(Raw records)
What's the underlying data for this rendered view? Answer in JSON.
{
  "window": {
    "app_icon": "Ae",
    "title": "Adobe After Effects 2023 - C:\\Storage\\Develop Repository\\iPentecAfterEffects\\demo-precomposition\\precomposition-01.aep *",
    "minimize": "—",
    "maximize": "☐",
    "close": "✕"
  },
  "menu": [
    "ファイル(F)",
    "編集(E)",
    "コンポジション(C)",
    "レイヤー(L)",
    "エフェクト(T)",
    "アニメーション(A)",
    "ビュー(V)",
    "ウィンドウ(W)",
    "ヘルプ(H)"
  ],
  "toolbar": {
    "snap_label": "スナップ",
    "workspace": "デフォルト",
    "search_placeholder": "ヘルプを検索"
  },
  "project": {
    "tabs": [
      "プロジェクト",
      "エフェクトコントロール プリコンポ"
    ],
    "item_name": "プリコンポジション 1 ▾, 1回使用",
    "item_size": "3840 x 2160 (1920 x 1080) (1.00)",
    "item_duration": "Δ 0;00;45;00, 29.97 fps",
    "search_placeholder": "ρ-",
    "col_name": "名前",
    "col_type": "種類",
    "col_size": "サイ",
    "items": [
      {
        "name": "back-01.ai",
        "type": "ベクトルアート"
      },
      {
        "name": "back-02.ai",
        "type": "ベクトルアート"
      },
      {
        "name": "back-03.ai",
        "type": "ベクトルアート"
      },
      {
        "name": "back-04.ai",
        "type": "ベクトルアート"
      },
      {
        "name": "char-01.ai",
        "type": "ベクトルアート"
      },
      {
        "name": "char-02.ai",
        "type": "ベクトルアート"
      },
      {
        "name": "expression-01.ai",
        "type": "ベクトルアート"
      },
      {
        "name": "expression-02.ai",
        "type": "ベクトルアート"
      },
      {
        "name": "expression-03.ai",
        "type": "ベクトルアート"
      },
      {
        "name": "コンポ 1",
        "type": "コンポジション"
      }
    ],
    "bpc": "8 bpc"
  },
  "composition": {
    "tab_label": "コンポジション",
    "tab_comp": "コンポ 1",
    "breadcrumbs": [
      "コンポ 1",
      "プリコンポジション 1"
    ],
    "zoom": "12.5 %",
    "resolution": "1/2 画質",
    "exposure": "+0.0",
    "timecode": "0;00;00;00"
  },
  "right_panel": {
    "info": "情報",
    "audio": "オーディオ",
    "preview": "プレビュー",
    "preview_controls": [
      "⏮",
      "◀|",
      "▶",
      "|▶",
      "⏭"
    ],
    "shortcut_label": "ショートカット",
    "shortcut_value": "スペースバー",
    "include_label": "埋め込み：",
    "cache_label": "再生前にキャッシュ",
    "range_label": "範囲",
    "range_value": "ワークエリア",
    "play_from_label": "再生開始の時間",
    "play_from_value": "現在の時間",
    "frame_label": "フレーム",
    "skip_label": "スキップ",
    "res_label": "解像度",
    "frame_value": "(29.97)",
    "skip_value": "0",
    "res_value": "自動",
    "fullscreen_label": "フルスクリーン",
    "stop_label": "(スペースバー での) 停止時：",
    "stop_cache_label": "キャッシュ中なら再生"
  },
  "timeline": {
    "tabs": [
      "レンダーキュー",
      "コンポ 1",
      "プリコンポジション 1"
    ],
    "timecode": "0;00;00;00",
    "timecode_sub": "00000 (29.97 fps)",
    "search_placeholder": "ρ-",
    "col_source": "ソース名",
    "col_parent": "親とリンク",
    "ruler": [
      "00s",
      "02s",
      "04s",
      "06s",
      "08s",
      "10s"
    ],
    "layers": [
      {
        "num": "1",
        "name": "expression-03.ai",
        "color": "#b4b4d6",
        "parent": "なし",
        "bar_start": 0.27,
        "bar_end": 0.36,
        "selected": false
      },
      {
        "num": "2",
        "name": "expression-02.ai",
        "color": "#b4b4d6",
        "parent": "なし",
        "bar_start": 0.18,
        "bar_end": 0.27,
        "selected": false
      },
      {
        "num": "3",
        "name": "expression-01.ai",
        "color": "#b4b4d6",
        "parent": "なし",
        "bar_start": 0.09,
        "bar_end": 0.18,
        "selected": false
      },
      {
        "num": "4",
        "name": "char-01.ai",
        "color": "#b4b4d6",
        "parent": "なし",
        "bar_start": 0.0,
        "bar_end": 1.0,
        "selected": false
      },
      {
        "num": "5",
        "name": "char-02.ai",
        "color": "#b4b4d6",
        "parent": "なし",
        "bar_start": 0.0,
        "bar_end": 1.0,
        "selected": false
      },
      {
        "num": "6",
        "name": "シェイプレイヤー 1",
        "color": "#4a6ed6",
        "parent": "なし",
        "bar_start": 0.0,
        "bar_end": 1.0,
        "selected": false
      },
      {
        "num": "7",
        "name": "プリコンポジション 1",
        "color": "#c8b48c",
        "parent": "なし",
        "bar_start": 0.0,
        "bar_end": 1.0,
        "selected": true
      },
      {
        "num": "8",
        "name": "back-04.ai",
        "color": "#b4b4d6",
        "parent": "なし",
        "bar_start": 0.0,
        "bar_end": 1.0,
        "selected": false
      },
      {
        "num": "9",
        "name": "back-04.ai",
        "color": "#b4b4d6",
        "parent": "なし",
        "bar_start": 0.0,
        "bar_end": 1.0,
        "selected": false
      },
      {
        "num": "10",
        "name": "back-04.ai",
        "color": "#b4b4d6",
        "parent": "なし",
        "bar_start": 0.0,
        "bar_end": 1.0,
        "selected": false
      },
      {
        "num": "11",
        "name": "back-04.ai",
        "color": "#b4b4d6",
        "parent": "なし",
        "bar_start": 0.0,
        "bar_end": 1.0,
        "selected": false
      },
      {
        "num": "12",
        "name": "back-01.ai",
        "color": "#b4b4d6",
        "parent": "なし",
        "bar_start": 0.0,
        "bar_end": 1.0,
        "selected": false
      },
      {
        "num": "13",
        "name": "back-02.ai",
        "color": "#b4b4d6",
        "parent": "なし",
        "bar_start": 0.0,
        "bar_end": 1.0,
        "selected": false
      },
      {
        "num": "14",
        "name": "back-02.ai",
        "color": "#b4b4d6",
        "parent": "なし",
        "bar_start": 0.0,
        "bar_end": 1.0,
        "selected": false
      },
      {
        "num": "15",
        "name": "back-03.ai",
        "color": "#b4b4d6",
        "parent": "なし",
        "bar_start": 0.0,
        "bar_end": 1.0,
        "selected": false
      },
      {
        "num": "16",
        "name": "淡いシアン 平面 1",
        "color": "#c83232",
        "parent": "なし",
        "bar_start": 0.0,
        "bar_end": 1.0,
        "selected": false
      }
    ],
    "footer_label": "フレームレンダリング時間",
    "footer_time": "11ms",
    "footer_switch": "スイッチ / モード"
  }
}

◆ Your goal: Reproduce the data in its entirety, matching each character.

◆ Solution below:
What's the underlying data for this rendered view? Answer in JSON.
{
  "window": {
    "app_icon": "Ae",
    "title": "Adobe After Effects 2023 - C:\\Storage\\Develop Repository\\iPentecAfterEffects\\demo-precomposition\\precomposition-01.aep *",
    "minimize": "—",
    "maximize": "☐",
    "close": "✕"
  },
  "menu": [
    "ファイル(F)",
    "編集(E)",
    "コンポジション(C)",
    "レイヤー(L)",
    "エフェクト(T)",
    "アニメーション(A)",
    "ビュー(V)",
    "ウィンドウ(W)",
    "ヘルプ(H)"
  ],
  "toolbar": {
    "snap_label": "スナップ",
    "workspace": "デフォルト",
    "search_placeholder": "ヘルプを検索"
  },
  "project": {
    "tabs": [
      "プロジェクト",
      "エフェクトコントロール プリコンポ"
    ],
    "item_name": "プリコンポジション 1 ▾, 1回使用",
    "item_size": "3840 x 2160 (1920 x 1080) (1.00)",
    "item_duration": "Δ 0;00;45;00, 29.97 fps",
    "search_placeholder": "ρ-",
    "col_name": "名前",
    "col_type": "種類",
    "col_size": "サイ",
    "items": [
      {
        "name": "back-01.ai",
        "type": "ベクトルアート"
      },
      {
        "name": "back-02.ai",
        "type": "ベクトルアート"
      },
      {
        "name": "back-03.ai",
        "type": "ベクトルアート"
      },
      {
        "name": "back-04.ai",
        "type": "ベクトルアート"
      },
      {
        "name": "char-01.ai",
        "type": "ベクトルアート"
      },
      {
        "name": "char-02.ai",
        "type": "ベクトルアート"
      },
      {
        "name": "expression-01.ai",
        "type": "ベクトルアート"
      },
      {
        "name": "expression-02.ai",
        "type": "ベクトルアート"
      },
      {
        "name": "expression-03.ai",
        "type": "ベクトルアート"
      },
      {
        "name": "コンポ 1",
        "type": "コンポジション"
      }
    ],
    "bpc": "8 bpc"
  },
  "composition": {
    "tab_label": "コンポジション",
    "tab_comp": "コンポ 1",
    "breadcrumbs": [
      "コンポ 1",
      "プリコンポジション 1"
    ],
    "zoom": "12.5 %",
    "resolution": "1/2 画質",
    "exposure": "+0.0",
    "timecode": "0;00;00;00"
  },
  "right_panel": {
    "info": "情報",
    "audio": "オーディオ",
    "preview": "プレビュー",
    "preview_controls": [
      "⏮",
      "◀|",
      "▶",
      "|▶",
      "⏭"
    ],
    "shortcut_label": "ショートカット",
    "shortcut_value": "スペースバー",
    "include_label": "埋め込み：",
    "cache_label": "再生前にキャッシュ",
    "range_label": "範囲",
    "range_value": "ワークエリア",
    "play_from_label": "再生開始の時間",
    "play_from_value": "現在の時間",
    "frame_label": "フレーム",
    "skip_label": "スキップ",
    "res_label": "解像度",
    "frame_value": "(29.97)",
    "skip_value": "0",
    "res_value": "自動",
    "fullscreen_label": "フルスクリーン",
    "stop_label": "(スペースバー での) 停止時：",
    "stop_cache_label": "キャッシュ中なら再生"
  },
  "timeline": {
    "tabs": [
      "レンダーキュー",
      "コンポ 1",
      "プリコンポジション 1"
    ],
    "timecode": "0;00;00;00",
    "timecode_sub": "00000 (29.97 fps)",
    "search_placeholder": "ρ-",
    "col_source": "ソース名",
    "col_parent": "親とリンク",
    "ruler": [
      "00s",
      "02s",
      "04s",
      "06s",
      "08s",
      "10s"
    ],
    "layers": [
      {
        "num": "1",
        "name": "expression-03.ai",
        "color": "#b4b4d6",
        "parent": "なし",
        "bar_start": 0.27,
        "bar_end": 0.36,
        "selected": false
      },
      {
        "num": "2",
        "name": "expression-02.ai",
        "color": "#b4b4d6",
        "parent": "なし",
        "bar_start": 0.18,
        "bar_end": 0.27,
        "selected": false
      },
      {
        "num": "3",
        "name": "expression-01.ai",
        "color": "#b4b4d6",
        "parent": "なし",
        "bar_start": 0.09,
        "bar_end": 0.18,
        "selected": false
      },
      {
        "num": "4",
        "name": "char-01.ai",
        "color": "#b4b4d6",
        "parent": "なし",
        "bar_start": 0.0,
        "bar_end": 1.0,
        "selected": false
      },
      {
        "num": "5",
        "name": "char-02.ai",
        "color": "#b4b4d6",
        "parent": "なし",
        "bar_start": 0.0,
        "bar_end": 1.0,
        "selected": false
      },
      {
        "num": "6",
        "name": "シェイプレイヤー 1",
        "color": "#4a6ed6",
        "parent": "なし",
        "bar_start": 0.0,
        "bar_end": 1.0,
        "selected": false
      },
      {
        "num": "7",
        "name": "プリコンポジション 1",
        "color": "#c8b48c",
        "parent": "なし",
        "bar_start": 0.0,
        "bar_end": 1.0,
        "selected": true
      },
      {
        "num": "8",
        "name": "back-04.ai",
        "color": "#b4b4d6",
        "parent": "なし",
        "bar_start": 0.0,
        "bar_end": 1.0,
        "selected": false
      },
      {
        "num": "9",
        "name": "back-04.ai",
        "color": "#b4b4d6",
        "parent": "なし",
        "bar_start": 0.0,
        "bar_end": 1.0,
        "selected": false
      },
      {
        "num": "10",
        "name": "back-04.ai",
        "color": "#b4b4d6",
        "parent": "なし",
        "bar_start": 0.0,
        "bar_end": 1.0,
        "selected": false
      },
      {
        "num": "11",
        "name": "back-04.ai",
        "color": "#b4b4d6",
        "parent": "なし",
        "bar_start": 0.0,
        "bar_end": 1.0,
        "selected": false
      },
      {
        "num": "12",
        "name": "back-01.ai",
        "color": "#b4b4d6",
        "parent": "なし",
        "bar_start": 0.0,
        "bar_end": 1.0,
        "selected": false
      },
      {
        "num": "13",
        "name": "back-02.ai",
        "color": "#b4b4d6",
        "parent": "なし",
        "bar_start": 0.0,
        "bar_end": 1.0,
        "selected": false
      },
      {
        "num": "14",
        "name": "back-02.ai",
        "color": "#b4b4d6",
        "parent": "なし",
        "bar_start": 0.0,
        "bar_end": 1.0,
        "selected": false
      },
      {
        "num": "15",
        "name": "back-03.ai",
        "color": "#b4b4d6",
        "parent": "なし",
        "bar_start": 0.0,
        "bar_end": 1.0,
        "selected": false
      },
      {
        "num": "16",
        "name": "淡いシアン 平面 1",
        "color": "#c83232",
        "parent": "なし",
        "bar_start": 0.0,
        "bar_end": 1.0,
        "selected": false
      }
    ],
    "footer_label": "フレームレンダリング時間",
    "footer_time": "11ms",
    "footer_switch": "スイッチ / モード"
  }
}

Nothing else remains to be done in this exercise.